Stored entries

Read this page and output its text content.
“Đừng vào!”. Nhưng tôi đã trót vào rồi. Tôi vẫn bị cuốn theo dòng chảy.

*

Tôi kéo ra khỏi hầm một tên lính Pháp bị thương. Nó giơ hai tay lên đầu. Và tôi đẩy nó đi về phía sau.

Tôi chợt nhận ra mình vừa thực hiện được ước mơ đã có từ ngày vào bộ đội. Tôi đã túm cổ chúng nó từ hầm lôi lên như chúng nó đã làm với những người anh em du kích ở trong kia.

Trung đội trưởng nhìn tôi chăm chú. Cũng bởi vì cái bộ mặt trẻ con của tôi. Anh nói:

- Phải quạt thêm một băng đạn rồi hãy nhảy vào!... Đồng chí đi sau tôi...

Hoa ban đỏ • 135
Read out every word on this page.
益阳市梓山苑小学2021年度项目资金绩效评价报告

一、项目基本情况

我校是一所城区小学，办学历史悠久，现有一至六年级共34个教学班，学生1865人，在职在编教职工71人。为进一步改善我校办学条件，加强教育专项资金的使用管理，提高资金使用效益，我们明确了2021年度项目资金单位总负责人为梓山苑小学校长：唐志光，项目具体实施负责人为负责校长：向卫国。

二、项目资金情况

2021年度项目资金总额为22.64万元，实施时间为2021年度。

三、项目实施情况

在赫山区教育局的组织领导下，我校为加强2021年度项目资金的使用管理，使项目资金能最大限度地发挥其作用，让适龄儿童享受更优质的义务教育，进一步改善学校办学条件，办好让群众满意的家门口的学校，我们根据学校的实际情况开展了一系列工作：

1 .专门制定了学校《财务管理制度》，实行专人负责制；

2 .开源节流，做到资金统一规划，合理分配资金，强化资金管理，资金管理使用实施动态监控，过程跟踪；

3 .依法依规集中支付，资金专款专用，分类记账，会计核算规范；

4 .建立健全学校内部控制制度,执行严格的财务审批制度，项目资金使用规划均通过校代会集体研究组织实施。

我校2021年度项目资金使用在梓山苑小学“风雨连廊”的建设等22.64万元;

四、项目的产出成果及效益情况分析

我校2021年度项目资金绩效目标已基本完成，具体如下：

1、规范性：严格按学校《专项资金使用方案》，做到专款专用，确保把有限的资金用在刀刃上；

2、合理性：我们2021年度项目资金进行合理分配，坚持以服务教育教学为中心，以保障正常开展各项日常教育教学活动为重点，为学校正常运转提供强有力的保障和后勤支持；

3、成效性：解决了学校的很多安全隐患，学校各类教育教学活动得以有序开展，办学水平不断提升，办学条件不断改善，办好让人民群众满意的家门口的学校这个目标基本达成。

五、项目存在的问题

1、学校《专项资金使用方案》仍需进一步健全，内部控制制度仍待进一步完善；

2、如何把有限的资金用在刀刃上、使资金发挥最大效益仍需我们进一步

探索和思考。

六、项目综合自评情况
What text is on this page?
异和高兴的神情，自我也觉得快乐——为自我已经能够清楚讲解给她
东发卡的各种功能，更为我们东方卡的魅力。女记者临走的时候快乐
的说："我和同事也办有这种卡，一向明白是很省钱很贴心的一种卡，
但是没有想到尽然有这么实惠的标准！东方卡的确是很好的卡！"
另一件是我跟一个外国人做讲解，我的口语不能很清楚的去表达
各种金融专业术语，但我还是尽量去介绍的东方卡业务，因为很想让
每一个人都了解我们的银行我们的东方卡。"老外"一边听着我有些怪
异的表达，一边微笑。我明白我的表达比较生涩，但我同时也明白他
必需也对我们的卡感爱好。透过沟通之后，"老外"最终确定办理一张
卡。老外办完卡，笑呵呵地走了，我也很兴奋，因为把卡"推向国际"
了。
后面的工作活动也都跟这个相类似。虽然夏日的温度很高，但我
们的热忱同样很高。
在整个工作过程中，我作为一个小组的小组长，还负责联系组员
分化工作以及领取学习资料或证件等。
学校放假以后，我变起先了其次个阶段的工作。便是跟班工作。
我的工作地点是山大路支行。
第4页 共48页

*DESCRIPTION OF THE TASK*
Count how many lines include the string "text". Nothing but the number is needed.

*EXPECTED ANSWER*
2